• **Text shown**
###
The ‘phenotype’ of an organism represents its actual physical properties, such as height, weight, color, shape and so on. In the context of 3D scenegraphs the phenotype is an isomorphic mapping of the genotype populated with a 3D form at each leaf expressed in a specialized syntax which can be both rendered visibly and programmed. Phenotypes are created by a different category of rules called population rules. A clear distinction between genotype and phenotype is that genotypes carry only structural information whereas phenotypes carry both structural information and phenomenal information about rendered forms.  The structural element of the description can be thought of as the objectified process of moving a component in 3D by a sequence of hierarchical 3D operations.  The form of a component refers to its shape, material, geometry, surface, and animation and behavioral properties.

 

                                               Figure 1: isomorphic trees

 

 

Each node in the scenegraph tree also has a name and can be referred to by name.

A DSL is a specialized language which has linguistic meaning but is also executable program code. The use of a DSL enables the speaking of names in the scenegraph as a way to initially create a node of that name, and define a method on that node of the same which is then executed in subsequent speaking of that name.  Ruby is an ideal language to implement DSLs and the interactive version of Ruby called ‘irb’ is an ideal environment in which to run the development process. Ruby is an interpreted language so there is no compilation of source code to executable code. The source code is also the executable code which runs in the Ruby interpreter ‘ruby.’ The irb interactive Ruby interpreter is the same interpreter but runs line by line in an interactive session. The process of creating scenegraph structures is to describe their structure in the language of the DSL which is run in the interpreter to gradually create the tree described step by step in the sentences of the DSL which are written at the command line. The typing of sentences of the DSL speak and represent the structure of a branching tree. However, the sentence is also executable Ruby code which runs after enter is pressed to start irb.  A simple example is the following:

 

root=tree

 

 

This utterance creates a unique ‘root’ node in the scenegraph tree by invoking the method ‘tree’ on the ‘Main’ context Object, parent class of all ruby classes. The ‘tree’ method is defined on Object so as to be available at the start of the DSL and generative process.

 

root.branch1{p “branch1 method” }

 

 

This speaking adds a child node named ‘branch1’ to root and defines a method on root having name ‘branch1.’

 

 root.branch1

 

 

This second speaking of the names executes the method branch1 on root which in this case is ‘p “branch1 method”’ which simply prints out “branch1 method.” Any node in the tree can be the leftmost word in the sentence. This generality permits interactive development of any node or branch in the tree.

 

These sentences in the DSL are run one by one in the irb interactive shell. However,

at any point in the process an entire Ruby program can also be run by entering

‘require <program_name>’ in the command line of irb. In this manner interactive and automated sessions can be interleaved. The DSL and its interpretation in Ruby is an ideal medium in which to apply both automated and interactive sessions of generative form creation.  The following discussion will concentrate on the particular syntax and techniques in Ruby enabling the use of an interactive DSL and automated applications of rules. The methodology of use is to alternate between interactive DSL sessions and automated development of the scenegraph tree by rule sets.  The goal is to guide the rule-based development of form to converge to a final form which has desired characteristics and style.

 

2. Generative Rule-based systems

A rule-based system is a software system for reasoning about and transforming a dynamic fact base according to sets of rules. In generative systems rule sets capture stylistic preferences for iteratively defining and elaborating 3D objects as they develop in space [5].
###
• **Material for the task**
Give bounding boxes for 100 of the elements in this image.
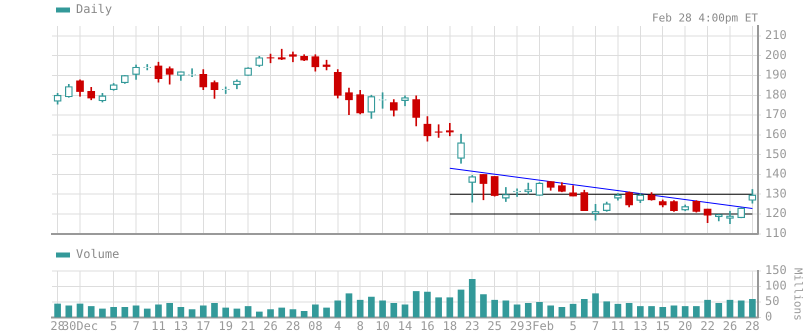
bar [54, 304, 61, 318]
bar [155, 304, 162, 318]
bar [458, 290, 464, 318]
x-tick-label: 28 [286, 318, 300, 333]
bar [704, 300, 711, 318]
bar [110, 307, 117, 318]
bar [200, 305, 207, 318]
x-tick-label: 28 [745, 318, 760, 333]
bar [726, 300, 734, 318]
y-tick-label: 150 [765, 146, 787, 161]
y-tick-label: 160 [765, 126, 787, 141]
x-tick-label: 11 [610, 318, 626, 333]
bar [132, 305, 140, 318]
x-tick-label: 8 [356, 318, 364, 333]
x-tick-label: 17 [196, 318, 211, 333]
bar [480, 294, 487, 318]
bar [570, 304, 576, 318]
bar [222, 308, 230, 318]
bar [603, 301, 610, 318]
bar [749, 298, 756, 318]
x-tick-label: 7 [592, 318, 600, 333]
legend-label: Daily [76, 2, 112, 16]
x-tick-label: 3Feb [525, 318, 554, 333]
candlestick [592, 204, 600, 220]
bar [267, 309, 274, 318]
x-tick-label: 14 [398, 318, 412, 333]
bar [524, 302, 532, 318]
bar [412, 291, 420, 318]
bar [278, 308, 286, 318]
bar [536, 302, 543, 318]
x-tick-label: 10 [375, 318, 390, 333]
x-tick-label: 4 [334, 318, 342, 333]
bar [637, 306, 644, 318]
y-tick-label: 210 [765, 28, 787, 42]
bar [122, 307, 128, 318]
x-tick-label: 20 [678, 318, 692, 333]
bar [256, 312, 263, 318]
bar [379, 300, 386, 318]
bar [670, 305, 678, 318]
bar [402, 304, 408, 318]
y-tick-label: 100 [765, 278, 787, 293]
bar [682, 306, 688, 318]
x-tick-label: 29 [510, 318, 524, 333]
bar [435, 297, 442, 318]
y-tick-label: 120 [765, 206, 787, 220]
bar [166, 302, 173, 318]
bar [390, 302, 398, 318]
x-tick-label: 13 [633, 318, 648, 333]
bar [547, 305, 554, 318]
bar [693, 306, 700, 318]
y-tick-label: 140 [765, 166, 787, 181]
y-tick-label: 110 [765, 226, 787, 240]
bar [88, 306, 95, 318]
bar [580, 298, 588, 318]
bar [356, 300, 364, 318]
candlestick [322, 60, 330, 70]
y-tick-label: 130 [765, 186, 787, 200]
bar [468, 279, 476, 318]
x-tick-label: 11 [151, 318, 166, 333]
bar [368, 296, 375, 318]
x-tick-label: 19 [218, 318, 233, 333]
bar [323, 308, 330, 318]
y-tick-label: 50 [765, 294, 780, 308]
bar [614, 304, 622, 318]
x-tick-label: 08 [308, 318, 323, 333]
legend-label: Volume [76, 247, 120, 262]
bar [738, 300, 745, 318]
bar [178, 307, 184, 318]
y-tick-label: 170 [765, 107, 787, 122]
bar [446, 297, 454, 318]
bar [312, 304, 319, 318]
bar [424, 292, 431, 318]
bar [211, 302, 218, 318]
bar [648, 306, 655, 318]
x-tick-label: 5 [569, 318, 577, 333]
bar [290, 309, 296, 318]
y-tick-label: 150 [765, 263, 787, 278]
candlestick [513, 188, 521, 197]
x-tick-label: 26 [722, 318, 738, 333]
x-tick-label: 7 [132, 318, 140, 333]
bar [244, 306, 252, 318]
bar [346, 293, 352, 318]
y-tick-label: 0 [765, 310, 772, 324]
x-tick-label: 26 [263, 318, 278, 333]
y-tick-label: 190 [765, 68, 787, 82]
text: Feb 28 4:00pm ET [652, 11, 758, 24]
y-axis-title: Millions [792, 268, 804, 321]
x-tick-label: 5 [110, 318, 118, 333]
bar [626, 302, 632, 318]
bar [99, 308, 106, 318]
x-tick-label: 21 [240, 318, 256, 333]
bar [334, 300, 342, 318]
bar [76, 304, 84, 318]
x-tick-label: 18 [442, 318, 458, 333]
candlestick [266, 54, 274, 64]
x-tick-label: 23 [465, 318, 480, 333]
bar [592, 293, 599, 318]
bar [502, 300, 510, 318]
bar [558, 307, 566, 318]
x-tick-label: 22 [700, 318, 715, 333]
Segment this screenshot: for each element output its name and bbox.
###
• **Work instructions**
(1) Collect every line of the listing that contains the string "legend", treating uppercase and lowercase as distinct.
(2) Carry on the text about Ruby scenegraph DSLs from the point where it stops.

• **Response list**
(1)
legend-label: Daily [76, 2, 112, 16]
legend-label: Volume [76, 247, 120, 262]

(2)
 

Rule sets are ‘swarms’ of tendencies operating on a potential form and in ways that social insects might construct a hive.  There is no central control program but complex and intricate structures are produced by sequences of small transforms. ´

A rule-based inference system consists of a dynamic set of facts called ‘working memory,’ sets of rules called a ‘rule base,’ and an inference engine consisting of a pattern matcher, an agenda which holds the set of rules activated by matches on the present cycle, and an execution engine which fires one rule per cycle.  A rule consists of a left hand side (LHS) ‘antecedent’ which is the specification of some state of fact(s), and a right hand side (RHS) ‘consequent’ which consists of actions such as method invocations, modifications assertions or retractions of facts, introductions of new rules, or modification of the set of rules able to fire in the next cycle.

 

 

 

                                                    Figure 2: Rule-based system

 

 

A generative rule-based system is one in which the rules act to create and modify facts corresponding to some type of structural form such as the scenegraph of a renderable 3D object. The form could also be music, text or images.  Fractals and L-systems are types of generative systems.

 

In the Ruby system (detailed discussion to follow) rules and facts are classes and the inference engine is eliminated since facts are transform nodes in a scenegraph tree, and rules simply traverse nodes or branches of transforms. Rules carry their own means to pattern match and execute actions upon discovery of a node which generates a match. In the application discussed here, the generation of 3D objects, the facts are graphical transforms and 3D components, and the rules perform pattern matching on transform properties, semantic propositions, and meta-information such as depth of the node in the tree, iteration number, number of nodes of a certain component from, etc.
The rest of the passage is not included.